**EXERCISE OBJECTIVE**
In the records below, tally every line containing "Entre". Report only the total.
__________________________________________________
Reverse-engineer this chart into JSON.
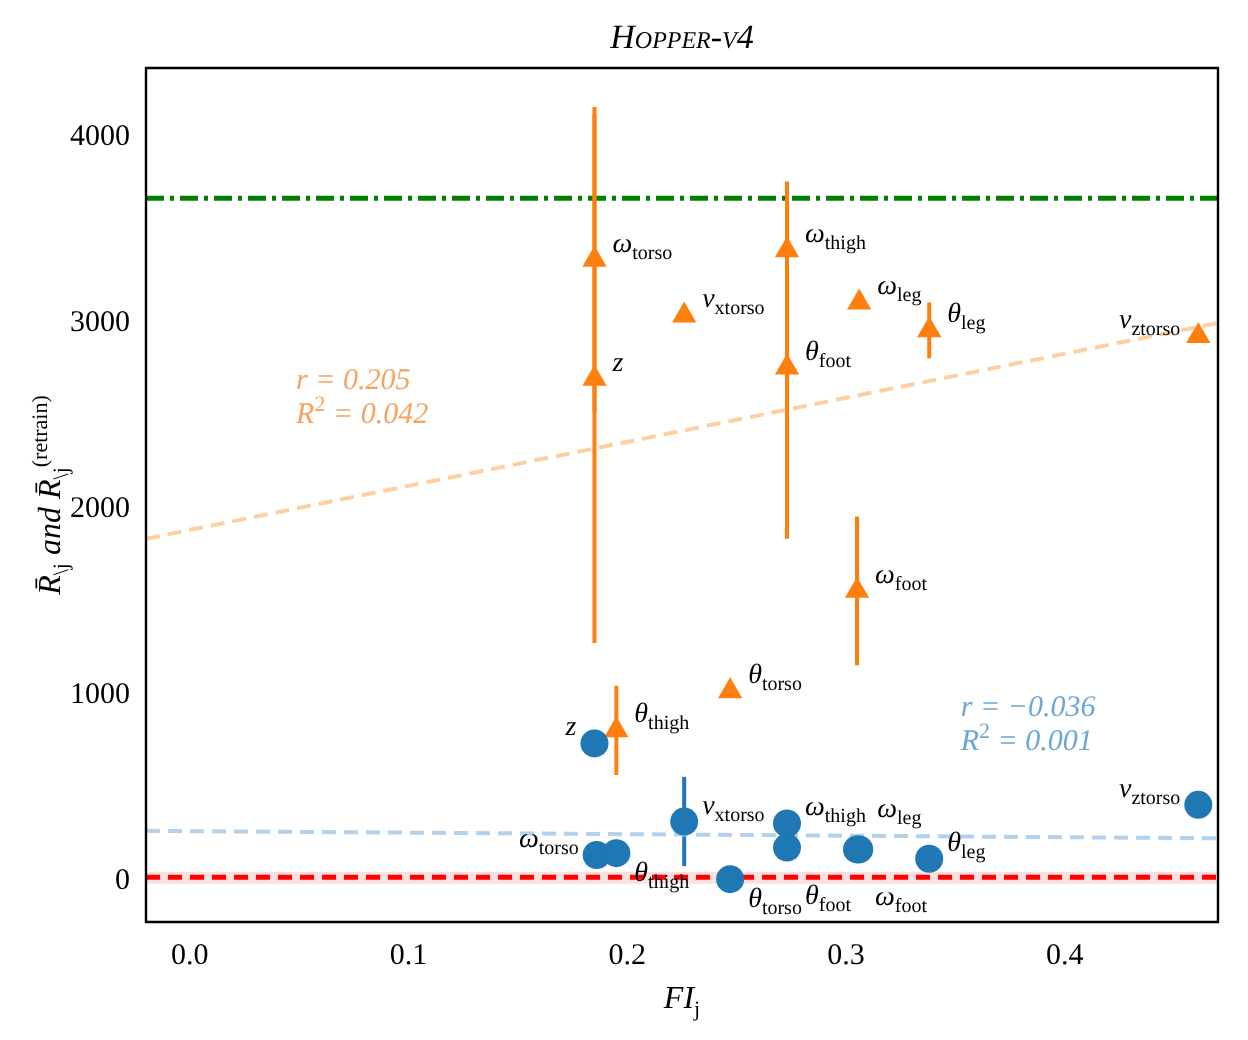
{
  "chart_data": {
    "type": "scatter",
    "title": "Hopper-v4",
    "xlabel": "FI$_{j}$",
    "ylabel": "R̄$_{\\j}$ and R̄$_{\\j}$$^{(retrain)}$",
    "xlim": [
      -0.02,
      0.47
    ],
    "xticks": [
      {
        "value": 0,
        "label": "0.0"
      },
      0.1,
      0.2,
      0.3,
      0.4
    ],
    "ylim": [
      -220,
      4370
    ],
    "yticks": [
      0,
      1000,
      2000,
      3000,
      4000
    ],
    "grid": false,
    "legend": false,
    "series": [
      {
        "type": "scatter",
        "color": "#1f77b4",
        "marker": "circle",
        "x": [
          0.185,
          0.186,
          0.195,
          0.226,
          0.273,
          0.273,
          0.247,
          0.306,
          0.305,
          0.338,
          0.461
        ],
        "values": [
          740,
          140,
          150,
          320,
          310,
          180,
          10,
          170,
          170,
          120,
          410
        ],
        "errors": [
          null,
          null,
          null,
          240,
          null,
          null,
          null,
          null,
          null,
          null,
          null
        ],
        "value_labels": [
          "z",
          "ω$_{torso}$",
          "θ$_{thigh}$",
          "v$_{x}$$_{torso}$",
          "ω$_{thigh}$",
          "θ$_{foot}$",
          "θ$_{torso}$",
          "ω$_{leg}$",
          "ω$_{foot}$",
          "θ$_{leg}$",
          "v$_{z}$$_{torso}$"
        ]
      },
      {
        "type": "scatter",
        "color": "#ff7f0e",
        "marker": "triangle",
        "x": [
          0.185,
          0.185,
          0.226,
          0.273,
          0.273,
          0.306,
          0.338,
          0.461,
          0.305,
          0.247,
          0.195
        ],
        "values": [
          3340,
          2700,
          3040,
          3390,
          2760,
          3110,
          2960,
          2930,
          1560,
          1020,
          810
        ],
        "errors": [
          820,
          1420,
          null,
          370,
          920,
          null,
          150,
          null,
          400,
          null,
          240
        ],
        "value_labels": [
          "ω$_{torso}$",
          "z",
          "v$_{x}$$_{torso}$",
          "ω$_{thigh}$",
          "θ$_{foot}$",
          "ω$_{leg}$",
          "θ$_{leg}$",
          "v$_{z}$$_{torso}$",
          "ω$_{foot}$",
          "θ$_{torso}$",
          "θ$_{thigh}$"
        ]
      },
      {
        "type": "line",
        "color": "#fdd0a2",
        "marker": "none",
        "line_style": "dashed",
        "x": [
          -0.02,
          0.47
        ],
        "values": [
          1840,
          3000
        ]
      },
      {
        "type": "line",
        "color": "#b3d1ea",
        "marker": "none",
        "line_style": "dashed",
        "x": [
          -0.02,
          0.47
        ],
        "values": [
          270,
          230
        ]
      }
    ],
    "ref_lines": [
      {
        "axis": "y",
        "value": 20,
        "color": "#ff0000",
        "line_style": "dashed"
      },
      {
        "axis": "y",
        "value": 3670,
        "color": "#008000",
        "line_style": "dashdot"
      }
    ],
    "bands": [
      {
        "axis": "y",
        "from": -15,
        "to": 50,
        "color": "#fbe0e0"
      }
    ],
    "annotations": [
      "r = 0.205",
      "R$^{2}$ = 0.042",
      "r = −0.036",
      "R$^{2}$ = 0.001"
    ]
  }
}
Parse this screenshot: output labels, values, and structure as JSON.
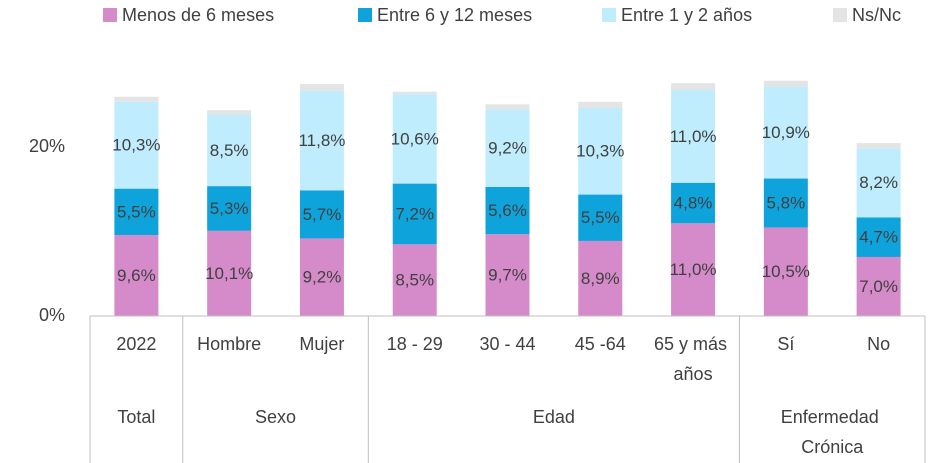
{
  "chart_data": {
    "type": "stacked_bar",
    "groups": [
      {
        "label": "Total",
        "categories": [
          "2022"
        ]
      },
      {
        "label": "Sexo",
        "categories": [
          "Hombre",
          "Mujer"
        ]
      },
      {
        "label": "Edad",
        "categories": [
          "18 - 29",
          "30 - 44",
          "45 -64",
          "65 y más años"
        ]
      },
      {
        "label": "Enfermedad Crónica",
        "categories": [
          "Sí",
          "No"
        ]
      }
    ],
    "series": [
      {
        "name": "Menos de 6 meses",
        "color": "#d58bc9",
        "values": [
          9.6,
          10.1,
          9.2,
          8.5,
          9.7,
          8.9,
          11.0,
          10.5,
          7.0
        ],
        "value_labels": [
          "9,6%",
          "10,1%",
          "9,2%",
          "8,5%",
          "9,7%",
          "8,9%",
          "11,0%",
          "10,5%",
          "7,0%"
        ]
      },
      {
        "name": "Entre 6 y 12 meses",
        "color": "#0fa3dc",
        "values": [
          5.5,
          5.3,
          5.7,
          7.2,
          5.6,
          5.5,
          4.8,
          5.8,
          4.7
        ],
        "value_labels": [
          "5,5%",
          "5,3%",
          "5,7%",
          "7,2%",
          "5,6%",
          "5,5%",
          "4,8%",
          "5,8%",
          "4,7%"
        ]
      },
      {
        "name": "Entre 1 y 2 años",
        "color": "#bfedfd",
        "values": [
          10.3,
          8.5,
          11.8,
          10.6,
          9.2,
          10.3,
          11.0,
          10.9,
          8.2
        ],
        "value_labels": [
          "10,3%",
          "8,5%",
          "11,8%",
          "10,6%",
          "9,2%",
          "10,3%",
          "11,0%",
          "10,9%",
          "8,2%"
        ]
      },
      {
        "name": "Ns/Nc",
        "color": "#e4e4e4",
        "values": [
          0.6,
          0.5,
          0.8,
          0.3,
          0.6,
          0.7,
          0.8,
          0.7,
          0.6
        ]
      }
    ],
    "ylim": [
      0,
      30
    ],
    "yticks": [
      {
        "value": 0,
        "label": "0%"
      },
      {
        "value": 20,
        "label": "20%"
      }
    ]
  }
}
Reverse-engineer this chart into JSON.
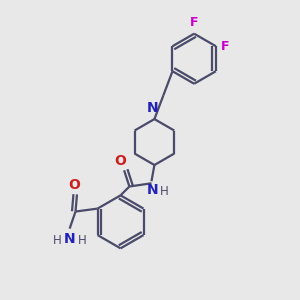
{
  "background_color": "#e8e8e8",
  "bond_color": "#4a4a6a",
  "nitrogen_color": "#2222bb",
  "oxygen_color": "#cc2020",
  "fluorine_color": "#cc00cc",
  "bond_width": 1.6,
  "figsize": [
    3.0,
    3.0
  ],
  "dpi": 100,
  "xlim": [
    0,
    10
  ],
  "ylim": [
    0,
    10
  ]
}
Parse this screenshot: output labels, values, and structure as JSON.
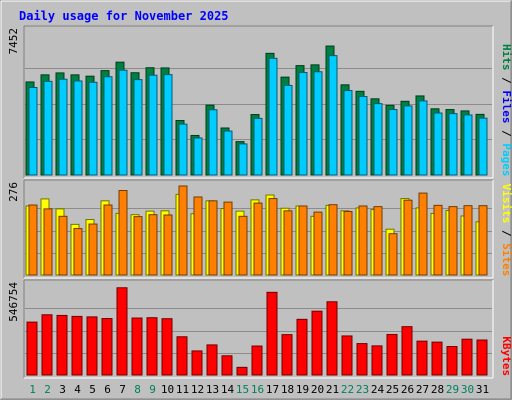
{
  "chart_data": {
    "type": "bar",
    "title": "Daily usage for November 2025",
    "categories": [
      "1",
      "2",
      "3",
      "4",
      "5",
      "6",
      "7",
      "8",
      "9",
      "10",
      "11",
      "12",
      "13",
      "14",
      "15",
      "16",
      "17",
      "18",
      "19",
      "20",
      "21",
      "22",
      "23",
      "24",
      "25",
      "26",
      "27",
      "28",
      "29",
      "30",
      "31"
    ],
    "weekend_days": [
      1,
      2,
      8,
      9,
      15,
      16,
      22,
      23,
      29,
      30
    ],
    "panels": [
      {
        "id": "hits-files-pages",
        "ymax": 7452,
        "ymax_label": "7452",
        "legend": [
          {
            "name": "Pages",
            "color": "#00ccff"
          },
          {
            "name": "Files",
            "color": "#0000ff"
          },
          {
            "name": "Hits",
            "color": "#008040"
          }
        ],
        "series": [
          {
            "name": "Hits",
            "color": "#008040",
            "values": [
              4850,
              5220,
              5320,
              5220,
              5150,
              5440,
              5880,
              5330,
              5590,
              5580,
              2840,
              2060,
              3640,
              2450,
              1740,
              3150,
              6340,
              5100,
              5700,
              5740,
              6720,
              4700,
              4360,
              3970,
              3630,
              3840,
              4120,
              3450,
              3410,
              3340,
              3160
            ]
          },
          {
            "name": "Files",
            "color": "#0000ff",
            "values": [
              3300,
              3550,
              3620,
              3540,
              3490,
              3680,
              4020,
              3620,
              3810,
              3790,
              1930,
              1410,
              2470,
              1670,
              1180,
              2140,
              5050,
              3470,
              3880,
              3910,
              4570,
              3200,
              2970,
              2700,
              2470,
              2610,
              2800,
              2350,
              2320,
              2270,
              2150
            ]
          },
          {
            "name": "Pages",
            "color": "#00ccff",
            "values": [
              4560,
              4880,
              4990,
              4900,
              4830,
              5120,
              5460,
              4970,
              5200,
              5230,
              2650,
              1930,
              3400,
              2290,
              1620,
              2950,
              6080,
              4670,
              5340,
              5380,
              6220,
              4400,
              4090,
              3720,
              3410,
              3600,
              3860,
              3230,
              3200,
              3130,
              2960
            ]
          }
        ]
      },
      {
        "id": "visits-sites",
        "ymax": 276,
        "ymax_label": "276",
        "legend": [
          {
            "name": "Sites",
            "color": "#ff8000"
          },
          {
            "name": "Visits",
            "color": "#ffff00"
          }
        ],
        "series": [
          {
            "name": "Visits",
            "color": "#ffff00",
            "values": [
              214,
              236,
              205,
              157,
              172,
              230,
              191,
              187,
              198,
              199,
              250,
              190,
              230,
              206,
              198,
              233,
              248,
              207,
              214,
              182,
              216,
              199,
              208,
              203,
              142,
              237,
              208,
              191,
              200,
              183,
              165
            ]
          },
          {
            "name": "Sites",
            "color": "#ff8000",
            "values": [
              217,
              205,
              182,
              144,
              158,
              217,
              262,
              181,
              187,
              186,
              276,
              242,
              230,
              226,
              182,
              223,
              237,
              199,
              214,
              195,
              218,
              197,
              214,
              212,
              128,
              232,
              254,
              216,
              212,
              215,
              215
            ]
          }
        ]
      },
      {
        "id": "kbytes",
        "ymax": 546754,
        "ymax_label": "546754",
        "legend": [
          {
            "name": "KBytes",
            "color": "#ff0000"
          }
        ],
        "series": [
          {
            "name": "KBytes",
            "color": "#ff0000",
            "values": [
              325000,
              370000,
              366000,
              360000,
              357000,
              347000,
              536000,
              350000,
              352000,
              346000,
              235000,
              148000,
              185000,
              118000,
              47000,
              178000,
              508000,
              248000,
              342000,
              392000,
              450000,
              240000,
              193000,
              179000,
              249000,
              297000,
              208000,
              202000,
              175000,
              220000,
              215000
            ]
          }
        ]
      }
    ]
  }
}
__________________________________________________
**ANSWER FOR THIS EXERCISE**
2